[BEGIN DATA FOR THIS TASK]
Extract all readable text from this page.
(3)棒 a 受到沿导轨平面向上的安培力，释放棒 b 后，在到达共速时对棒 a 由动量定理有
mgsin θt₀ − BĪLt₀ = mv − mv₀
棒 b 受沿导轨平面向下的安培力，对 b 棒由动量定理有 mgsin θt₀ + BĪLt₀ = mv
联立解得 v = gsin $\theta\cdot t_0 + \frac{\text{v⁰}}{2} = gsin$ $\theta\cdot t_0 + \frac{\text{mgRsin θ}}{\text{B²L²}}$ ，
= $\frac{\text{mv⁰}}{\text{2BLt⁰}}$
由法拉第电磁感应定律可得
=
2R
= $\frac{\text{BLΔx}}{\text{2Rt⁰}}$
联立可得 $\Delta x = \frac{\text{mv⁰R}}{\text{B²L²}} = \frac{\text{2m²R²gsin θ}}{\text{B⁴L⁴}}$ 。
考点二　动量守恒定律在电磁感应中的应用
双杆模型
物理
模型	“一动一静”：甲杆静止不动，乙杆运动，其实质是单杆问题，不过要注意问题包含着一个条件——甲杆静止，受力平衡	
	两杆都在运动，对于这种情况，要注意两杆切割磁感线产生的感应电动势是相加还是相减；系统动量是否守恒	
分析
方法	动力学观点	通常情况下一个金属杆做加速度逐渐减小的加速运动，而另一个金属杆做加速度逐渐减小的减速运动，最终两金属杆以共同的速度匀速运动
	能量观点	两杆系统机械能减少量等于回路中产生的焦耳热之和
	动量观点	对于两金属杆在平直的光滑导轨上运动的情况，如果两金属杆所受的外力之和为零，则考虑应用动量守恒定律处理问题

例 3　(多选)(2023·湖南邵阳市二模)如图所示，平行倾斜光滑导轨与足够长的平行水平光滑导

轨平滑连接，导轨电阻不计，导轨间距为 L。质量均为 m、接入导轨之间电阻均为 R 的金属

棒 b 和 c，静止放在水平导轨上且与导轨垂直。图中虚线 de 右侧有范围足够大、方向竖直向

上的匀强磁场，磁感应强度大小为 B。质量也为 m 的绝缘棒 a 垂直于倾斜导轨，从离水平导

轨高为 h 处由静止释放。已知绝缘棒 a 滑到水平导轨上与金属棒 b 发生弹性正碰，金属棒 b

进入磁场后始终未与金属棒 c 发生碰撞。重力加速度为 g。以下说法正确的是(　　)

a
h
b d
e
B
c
[END DATA FOR THIS TASK]
[BEGIN DATA FOR THIS TASK]
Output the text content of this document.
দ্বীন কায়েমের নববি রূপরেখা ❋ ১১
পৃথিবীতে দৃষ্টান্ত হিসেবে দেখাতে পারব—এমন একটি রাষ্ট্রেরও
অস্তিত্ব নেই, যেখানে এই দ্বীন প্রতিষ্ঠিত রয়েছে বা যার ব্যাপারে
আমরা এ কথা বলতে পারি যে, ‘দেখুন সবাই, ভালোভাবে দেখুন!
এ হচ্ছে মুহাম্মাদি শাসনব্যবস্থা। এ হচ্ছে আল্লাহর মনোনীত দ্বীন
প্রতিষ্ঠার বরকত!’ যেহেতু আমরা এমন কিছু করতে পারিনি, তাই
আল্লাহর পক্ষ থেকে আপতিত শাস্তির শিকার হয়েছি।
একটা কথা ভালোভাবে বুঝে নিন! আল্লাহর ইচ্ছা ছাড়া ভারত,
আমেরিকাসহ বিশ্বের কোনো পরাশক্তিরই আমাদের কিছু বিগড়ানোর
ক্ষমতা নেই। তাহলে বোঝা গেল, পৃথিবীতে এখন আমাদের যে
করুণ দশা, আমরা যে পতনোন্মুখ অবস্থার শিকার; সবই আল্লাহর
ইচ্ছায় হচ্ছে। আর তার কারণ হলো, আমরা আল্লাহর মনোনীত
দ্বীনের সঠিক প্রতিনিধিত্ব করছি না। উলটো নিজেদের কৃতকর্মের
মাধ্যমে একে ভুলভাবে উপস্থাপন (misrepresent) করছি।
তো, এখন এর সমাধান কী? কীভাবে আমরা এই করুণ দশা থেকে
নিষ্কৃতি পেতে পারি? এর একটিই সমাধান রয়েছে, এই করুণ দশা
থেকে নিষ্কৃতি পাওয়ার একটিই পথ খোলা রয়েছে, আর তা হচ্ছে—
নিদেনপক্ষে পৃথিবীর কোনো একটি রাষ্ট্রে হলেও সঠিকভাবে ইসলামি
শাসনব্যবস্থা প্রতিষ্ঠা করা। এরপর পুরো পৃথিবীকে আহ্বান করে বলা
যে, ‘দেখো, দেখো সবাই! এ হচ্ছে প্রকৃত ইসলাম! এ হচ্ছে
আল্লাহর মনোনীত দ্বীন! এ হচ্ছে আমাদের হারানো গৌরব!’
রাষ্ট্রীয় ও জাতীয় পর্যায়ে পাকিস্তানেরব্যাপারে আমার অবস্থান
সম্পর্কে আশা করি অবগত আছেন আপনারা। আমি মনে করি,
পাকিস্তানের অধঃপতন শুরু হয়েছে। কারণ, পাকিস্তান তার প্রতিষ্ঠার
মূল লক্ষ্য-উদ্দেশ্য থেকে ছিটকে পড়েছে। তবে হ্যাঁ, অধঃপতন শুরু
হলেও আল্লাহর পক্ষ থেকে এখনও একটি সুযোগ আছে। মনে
[END DATA FOR THIS TASK]
[BEGIN DATA FOR THIS TASK]
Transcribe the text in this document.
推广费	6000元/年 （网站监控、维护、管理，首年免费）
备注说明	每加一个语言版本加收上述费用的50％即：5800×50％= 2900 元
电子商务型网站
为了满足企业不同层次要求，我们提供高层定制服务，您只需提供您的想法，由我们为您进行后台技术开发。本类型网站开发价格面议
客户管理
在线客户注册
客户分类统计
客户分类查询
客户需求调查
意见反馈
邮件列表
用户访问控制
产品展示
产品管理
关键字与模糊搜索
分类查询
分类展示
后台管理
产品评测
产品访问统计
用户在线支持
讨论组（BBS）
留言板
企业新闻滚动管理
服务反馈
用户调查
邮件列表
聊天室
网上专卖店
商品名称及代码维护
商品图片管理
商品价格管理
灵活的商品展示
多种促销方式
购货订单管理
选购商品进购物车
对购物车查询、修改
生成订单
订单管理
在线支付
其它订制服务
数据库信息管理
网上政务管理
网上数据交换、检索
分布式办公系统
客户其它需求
[END DATA FOR THIS TASK]
WHAT IS NEEDED:
Each line in the material either holds the string "frac" or does not. State how many do, and nothing else.

ANSWER TO THE TASK:
4